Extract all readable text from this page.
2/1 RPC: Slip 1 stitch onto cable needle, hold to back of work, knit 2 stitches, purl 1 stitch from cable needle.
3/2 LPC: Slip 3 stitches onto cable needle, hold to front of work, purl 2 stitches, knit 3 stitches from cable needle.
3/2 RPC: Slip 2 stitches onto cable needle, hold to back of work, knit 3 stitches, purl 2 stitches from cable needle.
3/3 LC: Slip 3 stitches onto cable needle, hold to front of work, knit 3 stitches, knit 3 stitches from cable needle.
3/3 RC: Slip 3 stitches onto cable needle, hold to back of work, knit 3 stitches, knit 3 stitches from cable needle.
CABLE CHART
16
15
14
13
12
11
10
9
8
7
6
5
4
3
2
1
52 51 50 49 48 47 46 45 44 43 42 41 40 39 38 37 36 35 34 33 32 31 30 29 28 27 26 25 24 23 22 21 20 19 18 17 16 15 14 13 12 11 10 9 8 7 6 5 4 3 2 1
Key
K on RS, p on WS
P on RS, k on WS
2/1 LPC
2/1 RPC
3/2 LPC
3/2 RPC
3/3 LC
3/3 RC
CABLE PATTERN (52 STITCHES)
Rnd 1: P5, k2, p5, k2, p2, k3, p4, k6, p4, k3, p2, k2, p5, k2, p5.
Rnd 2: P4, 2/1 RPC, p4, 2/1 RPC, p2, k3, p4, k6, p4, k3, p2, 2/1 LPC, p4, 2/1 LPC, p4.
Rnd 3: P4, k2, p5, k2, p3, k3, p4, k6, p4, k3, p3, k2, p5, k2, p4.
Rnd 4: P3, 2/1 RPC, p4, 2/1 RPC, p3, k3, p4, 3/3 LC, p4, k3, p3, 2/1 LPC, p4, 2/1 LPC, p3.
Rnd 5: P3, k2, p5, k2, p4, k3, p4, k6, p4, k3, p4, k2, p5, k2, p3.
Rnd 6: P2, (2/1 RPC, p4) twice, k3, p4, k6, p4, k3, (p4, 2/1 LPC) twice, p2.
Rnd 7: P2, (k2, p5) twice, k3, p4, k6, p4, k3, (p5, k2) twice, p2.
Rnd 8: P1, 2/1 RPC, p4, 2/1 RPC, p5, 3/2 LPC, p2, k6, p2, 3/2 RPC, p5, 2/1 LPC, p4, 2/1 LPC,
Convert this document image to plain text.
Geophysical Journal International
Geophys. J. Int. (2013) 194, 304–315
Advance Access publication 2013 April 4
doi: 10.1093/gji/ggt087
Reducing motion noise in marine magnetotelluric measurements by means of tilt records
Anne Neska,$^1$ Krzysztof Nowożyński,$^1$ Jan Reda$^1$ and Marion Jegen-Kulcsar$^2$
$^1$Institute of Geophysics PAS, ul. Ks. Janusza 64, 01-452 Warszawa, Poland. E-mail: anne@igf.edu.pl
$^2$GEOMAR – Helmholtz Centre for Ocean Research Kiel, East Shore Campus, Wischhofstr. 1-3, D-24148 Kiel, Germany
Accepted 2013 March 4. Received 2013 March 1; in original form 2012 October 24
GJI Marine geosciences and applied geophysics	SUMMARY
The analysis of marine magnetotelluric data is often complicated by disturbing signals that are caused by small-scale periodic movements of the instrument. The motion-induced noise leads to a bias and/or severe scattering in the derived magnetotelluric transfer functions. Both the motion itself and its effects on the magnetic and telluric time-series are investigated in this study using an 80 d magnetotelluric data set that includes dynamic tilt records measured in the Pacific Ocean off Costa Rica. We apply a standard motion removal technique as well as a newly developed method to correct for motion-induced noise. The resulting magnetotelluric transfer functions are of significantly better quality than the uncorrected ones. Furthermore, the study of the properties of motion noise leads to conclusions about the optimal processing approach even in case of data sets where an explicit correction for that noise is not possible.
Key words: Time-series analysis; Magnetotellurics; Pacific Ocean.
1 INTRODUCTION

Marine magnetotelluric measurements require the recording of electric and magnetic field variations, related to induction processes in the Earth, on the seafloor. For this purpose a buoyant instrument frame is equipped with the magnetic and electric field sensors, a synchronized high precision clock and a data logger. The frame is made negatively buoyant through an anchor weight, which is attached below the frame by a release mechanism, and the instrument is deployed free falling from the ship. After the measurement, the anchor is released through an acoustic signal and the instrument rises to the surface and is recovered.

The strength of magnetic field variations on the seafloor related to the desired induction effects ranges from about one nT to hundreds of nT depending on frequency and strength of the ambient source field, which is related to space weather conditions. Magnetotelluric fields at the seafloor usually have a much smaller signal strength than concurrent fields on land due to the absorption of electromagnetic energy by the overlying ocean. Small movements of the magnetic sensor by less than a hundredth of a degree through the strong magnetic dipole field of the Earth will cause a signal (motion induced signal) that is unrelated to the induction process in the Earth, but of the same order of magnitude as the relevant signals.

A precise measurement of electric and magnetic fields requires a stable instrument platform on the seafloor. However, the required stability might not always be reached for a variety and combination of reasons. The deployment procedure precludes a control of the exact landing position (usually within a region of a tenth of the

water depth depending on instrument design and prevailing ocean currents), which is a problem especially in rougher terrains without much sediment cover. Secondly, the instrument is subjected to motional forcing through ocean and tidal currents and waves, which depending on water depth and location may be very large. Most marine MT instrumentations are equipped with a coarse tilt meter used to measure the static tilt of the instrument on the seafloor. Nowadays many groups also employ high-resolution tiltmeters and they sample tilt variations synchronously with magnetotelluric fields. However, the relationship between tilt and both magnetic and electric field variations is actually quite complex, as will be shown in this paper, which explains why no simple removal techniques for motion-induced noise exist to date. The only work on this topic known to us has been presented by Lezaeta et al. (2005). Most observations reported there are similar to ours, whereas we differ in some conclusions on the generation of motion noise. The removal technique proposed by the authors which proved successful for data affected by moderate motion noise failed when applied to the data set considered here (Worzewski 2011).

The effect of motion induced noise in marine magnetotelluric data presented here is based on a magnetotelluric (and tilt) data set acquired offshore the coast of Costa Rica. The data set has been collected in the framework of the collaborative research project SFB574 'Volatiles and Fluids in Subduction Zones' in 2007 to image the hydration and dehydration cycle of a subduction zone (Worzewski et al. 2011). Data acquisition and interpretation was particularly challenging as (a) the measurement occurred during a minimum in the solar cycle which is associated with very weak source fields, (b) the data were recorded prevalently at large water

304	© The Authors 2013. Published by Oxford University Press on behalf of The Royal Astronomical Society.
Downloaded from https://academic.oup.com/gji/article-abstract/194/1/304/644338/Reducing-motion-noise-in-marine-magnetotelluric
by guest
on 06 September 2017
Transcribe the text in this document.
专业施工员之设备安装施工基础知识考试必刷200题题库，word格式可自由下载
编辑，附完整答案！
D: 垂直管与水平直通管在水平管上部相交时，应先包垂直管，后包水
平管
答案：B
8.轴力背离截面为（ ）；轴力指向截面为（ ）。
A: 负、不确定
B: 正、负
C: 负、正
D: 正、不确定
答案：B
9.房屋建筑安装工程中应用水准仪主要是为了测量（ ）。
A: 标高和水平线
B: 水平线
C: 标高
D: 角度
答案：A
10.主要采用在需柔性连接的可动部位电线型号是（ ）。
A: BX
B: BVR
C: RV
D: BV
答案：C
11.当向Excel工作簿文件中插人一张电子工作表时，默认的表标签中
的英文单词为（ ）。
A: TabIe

- - -

The lines above form a set of records; determine how many of them contain the string "Reducing" and give that number alone.

- _The output_: 2